**Petunjuk Tugas:** Lanjutkan bacaan tentang kritik terhadap pengesahan UU ITE yang baru, dimulai tepat setelah kalimat terakhirnya.

Ditandaskan Anggara, mengurangi ancaman hukuman tidak menjawab akar masalah karena dalam praktik, aparat penegak hukum kerap menggunakan tuduhan ganda, pasal berlapis, sehingga ancaman pidana yang ada dapat menahan sesorang yang dilaporkan atas pasal 27 ayat (3). “Problem yang terjadi adalah pasal-pasal pidana tersebut terbukti masih bersifat karet, multi intrepretasi, dan gampang disalahgunakan,” kata Anggara.

Sementara itu, Koordinator Regional Southeast Asia Freedom of Expression Network (SafeNet) Damar Juniarto mengaku sangat kecewa terhadap pengesahan UU ITE yang baru.

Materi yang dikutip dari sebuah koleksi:

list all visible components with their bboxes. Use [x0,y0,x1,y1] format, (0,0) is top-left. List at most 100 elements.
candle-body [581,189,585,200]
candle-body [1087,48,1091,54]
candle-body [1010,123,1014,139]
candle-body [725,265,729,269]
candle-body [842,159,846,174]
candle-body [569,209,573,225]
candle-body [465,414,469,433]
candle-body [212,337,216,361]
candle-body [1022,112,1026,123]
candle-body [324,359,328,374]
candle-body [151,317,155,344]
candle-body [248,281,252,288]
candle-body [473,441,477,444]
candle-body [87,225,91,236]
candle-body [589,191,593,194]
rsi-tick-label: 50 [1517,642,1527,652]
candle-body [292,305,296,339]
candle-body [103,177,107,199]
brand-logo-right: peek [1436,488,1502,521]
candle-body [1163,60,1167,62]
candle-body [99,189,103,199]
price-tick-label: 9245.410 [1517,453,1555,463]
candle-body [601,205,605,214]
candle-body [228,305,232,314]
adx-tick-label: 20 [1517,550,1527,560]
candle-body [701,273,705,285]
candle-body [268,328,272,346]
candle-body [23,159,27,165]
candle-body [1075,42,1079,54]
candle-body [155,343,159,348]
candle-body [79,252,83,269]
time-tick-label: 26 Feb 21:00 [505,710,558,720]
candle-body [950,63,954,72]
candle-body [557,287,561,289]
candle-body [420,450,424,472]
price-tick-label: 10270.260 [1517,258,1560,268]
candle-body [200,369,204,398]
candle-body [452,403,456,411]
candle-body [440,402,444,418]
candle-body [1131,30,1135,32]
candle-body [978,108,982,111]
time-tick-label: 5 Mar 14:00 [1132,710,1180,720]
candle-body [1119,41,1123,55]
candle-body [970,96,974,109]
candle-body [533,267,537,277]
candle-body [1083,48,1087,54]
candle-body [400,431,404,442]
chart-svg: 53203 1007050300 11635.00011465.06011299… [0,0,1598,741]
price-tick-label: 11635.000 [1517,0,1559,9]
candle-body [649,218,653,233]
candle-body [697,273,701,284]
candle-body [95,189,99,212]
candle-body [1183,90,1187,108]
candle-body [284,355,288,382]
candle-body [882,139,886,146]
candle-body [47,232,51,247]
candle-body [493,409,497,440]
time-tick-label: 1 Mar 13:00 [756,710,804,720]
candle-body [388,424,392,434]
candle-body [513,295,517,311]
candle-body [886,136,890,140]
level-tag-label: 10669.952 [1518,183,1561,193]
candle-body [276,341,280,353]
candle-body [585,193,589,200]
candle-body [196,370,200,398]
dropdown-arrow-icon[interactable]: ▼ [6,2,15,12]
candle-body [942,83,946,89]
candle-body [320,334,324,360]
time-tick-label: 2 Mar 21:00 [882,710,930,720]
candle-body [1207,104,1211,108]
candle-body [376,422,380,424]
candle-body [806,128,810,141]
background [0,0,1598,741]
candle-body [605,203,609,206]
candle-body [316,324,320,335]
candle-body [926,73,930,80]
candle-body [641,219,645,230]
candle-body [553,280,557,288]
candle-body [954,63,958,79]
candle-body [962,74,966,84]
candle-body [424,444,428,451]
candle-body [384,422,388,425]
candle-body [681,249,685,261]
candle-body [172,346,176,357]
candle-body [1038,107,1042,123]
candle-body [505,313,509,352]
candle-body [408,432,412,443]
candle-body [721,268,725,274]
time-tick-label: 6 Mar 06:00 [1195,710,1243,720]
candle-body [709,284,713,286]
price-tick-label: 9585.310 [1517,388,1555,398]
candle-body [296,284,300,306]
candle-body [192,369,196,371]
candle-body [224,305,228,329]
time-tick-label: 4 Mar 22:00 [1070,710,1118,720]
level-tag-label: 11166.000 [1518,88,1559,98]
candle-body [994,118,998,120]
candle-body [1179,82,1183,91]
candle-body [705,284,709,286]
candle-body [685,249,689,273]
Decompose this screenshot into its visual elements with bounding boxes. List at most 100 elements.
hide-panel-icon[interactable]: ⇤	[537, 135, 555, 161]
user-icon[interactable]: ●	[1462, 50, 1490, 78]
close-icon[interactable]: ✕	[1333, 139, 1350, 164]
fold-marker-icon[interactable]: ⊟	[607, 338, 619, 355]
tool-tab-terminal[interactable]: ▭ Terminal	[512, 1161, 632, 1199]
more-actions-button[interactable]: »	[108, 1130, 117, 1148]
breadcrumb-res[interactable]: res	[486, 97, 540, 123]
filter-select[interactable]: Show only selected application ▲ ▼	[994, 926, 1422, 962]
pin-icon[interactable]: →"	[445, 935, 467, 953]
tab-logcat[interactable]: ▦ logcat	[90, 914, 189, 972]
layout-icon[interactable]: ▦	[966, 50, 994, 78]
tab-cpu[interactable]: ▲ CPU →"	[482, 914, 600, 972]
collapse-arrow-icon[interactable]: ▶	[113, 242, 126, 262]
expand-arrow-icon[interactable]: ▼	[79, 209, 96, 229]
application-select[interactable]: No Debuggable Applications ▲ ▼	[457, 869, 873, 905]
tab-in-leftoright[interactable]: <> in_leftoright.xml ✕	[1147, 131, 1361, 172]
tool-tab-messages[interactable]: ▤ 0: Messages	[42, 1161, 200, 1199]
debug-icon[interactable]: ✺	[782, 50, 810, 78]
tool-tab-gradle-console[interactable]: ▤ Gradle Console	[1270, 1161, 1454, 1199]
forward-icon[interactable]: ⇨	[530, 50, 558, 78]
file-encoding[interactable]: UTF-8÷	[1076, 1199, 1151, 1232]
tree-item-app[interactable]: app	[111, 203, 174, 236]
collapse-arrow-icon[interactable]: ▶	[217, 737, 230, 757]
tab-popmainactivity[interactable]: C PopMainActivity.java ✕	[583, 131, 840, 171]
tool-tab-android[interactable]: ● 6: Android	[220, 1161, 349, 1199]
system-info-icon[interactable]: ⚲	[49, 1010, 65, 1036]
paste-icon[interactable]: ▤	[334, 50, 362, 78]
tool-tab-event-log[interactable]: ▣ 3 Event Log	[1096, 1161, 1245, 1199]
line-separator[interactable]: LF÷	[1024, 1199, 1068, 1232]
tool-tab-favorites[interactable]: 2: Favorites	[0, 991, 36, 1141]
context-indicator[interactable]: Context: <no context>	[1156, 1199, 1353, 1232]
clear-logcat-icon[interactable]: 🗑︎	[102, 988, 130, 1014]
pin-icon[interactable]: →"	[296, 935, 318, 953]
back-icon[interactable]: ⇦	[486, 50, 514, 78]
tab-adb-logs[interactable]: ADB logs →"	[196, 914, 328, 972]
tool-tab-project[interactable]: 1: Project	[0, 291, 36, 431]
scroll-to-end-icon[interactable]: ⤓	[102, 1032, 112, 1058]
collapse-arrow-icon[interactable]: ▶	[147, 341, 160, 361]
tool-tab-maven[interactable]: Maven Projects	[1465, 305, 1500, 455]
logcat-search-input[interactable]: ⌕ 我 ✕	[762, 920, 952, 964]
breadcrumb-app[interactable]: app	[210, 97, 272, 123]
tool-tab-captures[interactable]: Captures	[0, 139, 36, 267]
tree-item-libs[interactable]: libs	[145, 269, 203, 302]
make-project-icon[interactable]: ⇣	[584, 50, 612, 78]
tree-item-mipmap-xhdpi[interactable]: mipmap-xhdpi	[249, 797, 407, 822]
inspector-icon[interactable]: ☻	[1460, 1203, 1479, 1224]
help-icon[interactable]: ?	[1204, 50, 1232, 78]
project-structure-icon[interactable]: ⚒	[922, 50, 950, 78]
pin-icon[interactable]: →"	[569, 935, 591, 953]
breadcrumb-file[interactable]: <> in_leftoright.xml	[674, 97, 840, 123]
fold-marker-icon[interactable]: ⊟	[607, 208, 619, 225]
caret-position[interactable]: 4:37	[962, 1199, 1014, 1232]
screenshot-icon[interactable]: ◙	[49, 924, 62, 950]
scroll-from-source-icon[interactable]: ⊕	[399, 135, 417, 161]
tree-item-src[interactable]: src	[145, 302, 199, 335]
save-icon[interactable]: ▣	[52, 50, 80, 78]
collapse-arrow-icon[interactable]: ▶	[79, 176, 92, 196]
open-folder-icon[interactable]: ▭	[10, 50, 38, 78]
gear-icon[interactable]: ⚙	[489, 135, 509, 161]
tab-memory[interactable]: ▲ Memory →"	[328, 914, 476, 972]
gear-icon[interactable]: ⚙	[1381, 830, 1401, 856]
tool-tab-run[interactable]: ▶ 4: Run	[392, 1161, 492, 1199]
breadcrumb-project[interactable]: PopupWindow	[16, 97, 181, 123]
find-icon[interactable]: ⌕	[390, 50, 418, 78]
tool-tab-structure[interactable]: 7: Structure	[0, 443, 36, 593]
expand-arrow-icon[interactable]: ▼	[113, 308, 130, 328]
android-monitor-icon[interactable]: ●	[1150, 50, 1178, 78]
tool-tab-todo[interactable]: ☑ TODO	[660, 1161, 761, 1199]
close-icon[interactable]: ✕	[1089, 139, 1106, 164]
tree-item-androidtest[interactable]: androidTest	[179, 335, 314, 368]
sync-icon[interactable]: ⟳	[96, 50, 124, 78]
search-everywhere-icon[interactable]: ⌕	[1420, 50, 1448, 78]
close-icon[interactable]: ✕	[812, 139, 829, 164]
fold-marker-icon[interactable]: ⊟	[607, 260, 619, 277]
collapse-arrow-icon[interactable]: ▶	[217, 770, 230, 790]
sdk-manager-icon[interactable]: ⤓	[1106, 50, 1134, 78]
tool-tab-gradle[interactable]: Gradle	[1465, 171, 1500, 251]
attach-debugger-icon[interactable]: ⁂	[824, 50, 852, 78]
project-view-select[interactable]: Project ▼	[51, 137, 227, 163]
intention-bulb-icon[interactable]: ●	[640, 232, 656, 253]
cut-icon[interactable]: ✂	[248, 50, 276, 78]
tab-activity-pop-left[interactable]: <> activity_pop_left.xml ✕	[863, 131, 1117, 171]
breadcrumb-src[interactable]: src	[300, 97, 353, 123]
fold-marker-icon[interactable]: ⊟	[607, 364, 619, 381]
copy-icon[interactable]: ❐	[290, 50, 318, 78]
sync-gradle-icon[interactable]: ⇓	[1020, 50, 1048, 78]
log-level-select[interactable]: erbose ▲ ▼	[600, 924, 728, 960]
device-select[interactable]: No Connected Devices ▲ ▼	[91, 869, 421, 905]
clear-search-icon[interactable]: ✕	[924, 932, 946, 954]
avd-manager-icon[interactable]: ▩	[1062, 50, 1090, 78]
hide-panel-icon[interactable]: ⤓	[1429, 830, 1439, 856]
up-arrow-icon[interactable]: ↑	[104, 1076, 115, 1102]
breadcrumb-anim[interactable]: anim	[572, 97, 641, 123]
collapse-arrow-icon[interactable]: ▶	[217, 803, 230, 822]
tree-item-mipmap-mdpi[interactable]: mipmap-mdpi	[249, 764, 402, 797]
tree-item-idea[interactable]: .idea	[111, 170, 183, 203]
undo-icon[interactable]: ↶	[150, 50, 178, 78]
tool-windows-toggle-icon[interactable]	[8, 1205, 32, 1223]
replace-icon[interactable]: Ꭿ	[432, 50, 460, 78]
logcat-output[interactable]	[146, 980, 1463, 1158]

**Contoh Penyelesaian:**
“Kecewa saya. Jokowi adalah presiden yang punya visi ke depan karena memperhatikan dunia digital. Namun reformasi hukum UU ITE ini masih minimalis,” kata Damar. Menurutnya, revisi UU ITE masih berpotensi mengancam kebebasan berekspresi masyarakat Indonesia di ranah digital. Dan aturan tersebut bisa jadi ganjalan dalam pelaksanaan demokrasi ke depan dengan lebih banyak orang dipenjarakan karena ekspresinya diberangus dengan alasan pencemaran nama, penodaan agama, dan pengancaman.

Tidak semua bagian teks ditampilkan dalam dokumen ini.